**TASK OBJECTIVE**:
Retype the material in full, keeping every word the same.

**SUPPLIED INFORMATION**:
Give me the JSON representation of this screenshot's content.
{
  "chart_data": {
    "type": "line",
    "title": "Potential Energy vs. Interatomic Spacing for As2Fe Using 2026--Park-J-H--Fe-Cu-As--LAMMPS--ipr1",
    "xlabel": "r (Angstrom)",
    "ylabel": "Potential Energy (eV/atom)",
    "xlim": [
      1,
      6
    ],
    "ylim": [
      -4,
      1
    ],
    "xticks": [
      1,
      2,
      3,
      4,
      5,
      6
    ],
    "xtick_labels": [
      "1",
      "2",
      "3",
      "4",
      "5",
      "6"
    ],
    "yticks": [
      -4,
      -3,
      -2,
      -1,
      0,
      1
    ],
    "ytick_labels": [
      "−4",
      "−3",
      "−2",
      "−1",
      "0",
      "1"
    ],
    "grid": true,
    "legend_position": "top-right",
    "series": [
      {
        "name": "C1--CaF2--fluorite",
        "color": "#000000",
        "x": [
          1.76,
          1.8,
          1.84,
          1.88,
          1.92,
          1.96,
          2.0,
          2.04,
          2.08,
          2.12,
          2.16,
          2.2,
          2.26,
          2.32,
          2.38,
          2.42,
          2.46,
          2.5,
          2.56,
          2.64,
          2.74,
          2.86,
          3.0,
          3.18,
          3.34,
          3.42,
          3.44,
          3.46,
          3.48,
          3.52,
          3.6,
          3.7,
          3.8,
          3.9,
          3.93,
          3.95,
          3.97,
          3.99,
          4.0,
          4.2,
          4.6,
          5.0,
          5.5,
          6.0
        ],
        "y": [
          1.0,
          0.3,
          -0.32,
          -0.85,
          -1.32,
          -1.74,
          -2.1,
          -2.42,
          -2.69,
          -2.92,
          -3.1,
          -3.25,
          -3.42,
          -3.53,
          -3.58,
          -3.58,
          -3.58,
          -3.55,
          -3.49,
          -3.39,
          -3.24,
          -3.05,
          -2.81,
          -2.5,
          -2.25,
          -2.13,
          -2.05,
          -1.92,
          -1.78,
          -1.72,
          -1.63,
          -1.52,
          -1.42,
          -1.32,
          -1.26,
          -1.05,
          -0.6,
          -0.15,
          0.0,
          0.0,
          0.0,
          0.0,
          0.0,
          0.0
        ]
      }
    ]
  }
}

**COMPLETE OUTPUT**:
Give me the JSON representation of this screenshot's content.
{
  "chart_data": {
    "type": "line",
    "title": "Potential Energy vs. Interatomic Spacing for As2Fe Using 2026--Park-J-H--Fe-Cu-As--LAMMPS--ipr1",
    "xlabel": "r (Angstrom)",
    "ylabel": "Potential Energy (eV/atom)",
    "xlim": [
      1,
      6
    ],
    "ylim": [
      -4,
      1
    ],
    "xticks": [
      1,
      2,
      3,
      4,
      5,
      6
    ],
    "xtick_labels": [
      "1",
      "2",
      "3",
      "4",
      "5",
      "6"
    ],
    "yticks": [
      -4,
      -3,
      -2,
      -1,
      0,
      1
    ],
    "ytick_labels": [
      "−4",
      "−3",
      "−2",
      "−1",
      "0",
      "1"
    ],
    "grid": true,
    "legend_position": "top-right",
    "series": [
      {
        "name": "C1--CaF2--fluorite",
        "color": "#000000",
        "x": [
          1.76,
          1.8,
          1.84,
          1.88,
          1.92,
          1.96,
          2.0,
          2.04,
          2.08,
          2.12,
          2.16,
          2.2,
          2.26,
          2.32,
          2.38,
          2.42,
          2.46,
          2.5,
          2.56,
          2.64,
          2.74,
          2.86,
          3.0,
          3.18,
          3.34,
          3.42,
          3.44,
          3.46,
          3.48,
          3.52,
          3.6,
          3.7,
          3.8,
          3.9,
          3.93,
          3.95,
          3.97,
          3.99,
          4.0,
          4.2,
          4.6,
          5.0,
          5.5,
          6.0
        ],
        "y": [
          1.0,
          0.3,
          -0.32,
          -0.85,
          -1.32,
          -1.74,
          -2.1,
          -2.42,
          -2.69,
          -2.92,
          -3.1,
          -3.25,
          -3.42,
          -3.53,
          -3.58,
          -3.58,
          -3.58,
          -3.55,
          -3.49,
          -3.39,
          -3.24,
          -3.05,
          -2.81,
          -2.5,
          -2.25,
          -2.13,
          -2.05,
          -1.92,
          -1.78,
          -1.72,
          -1.63,
          -1.52,
          -1.42,
          -1.32,
          -1.26,
          -1.05,
          -0.6,
          -0.15,
          0.0,
          0.0,
          0.0,
          0.0,
          0.0,
          0.0
        ]
      }
    ]
  }
}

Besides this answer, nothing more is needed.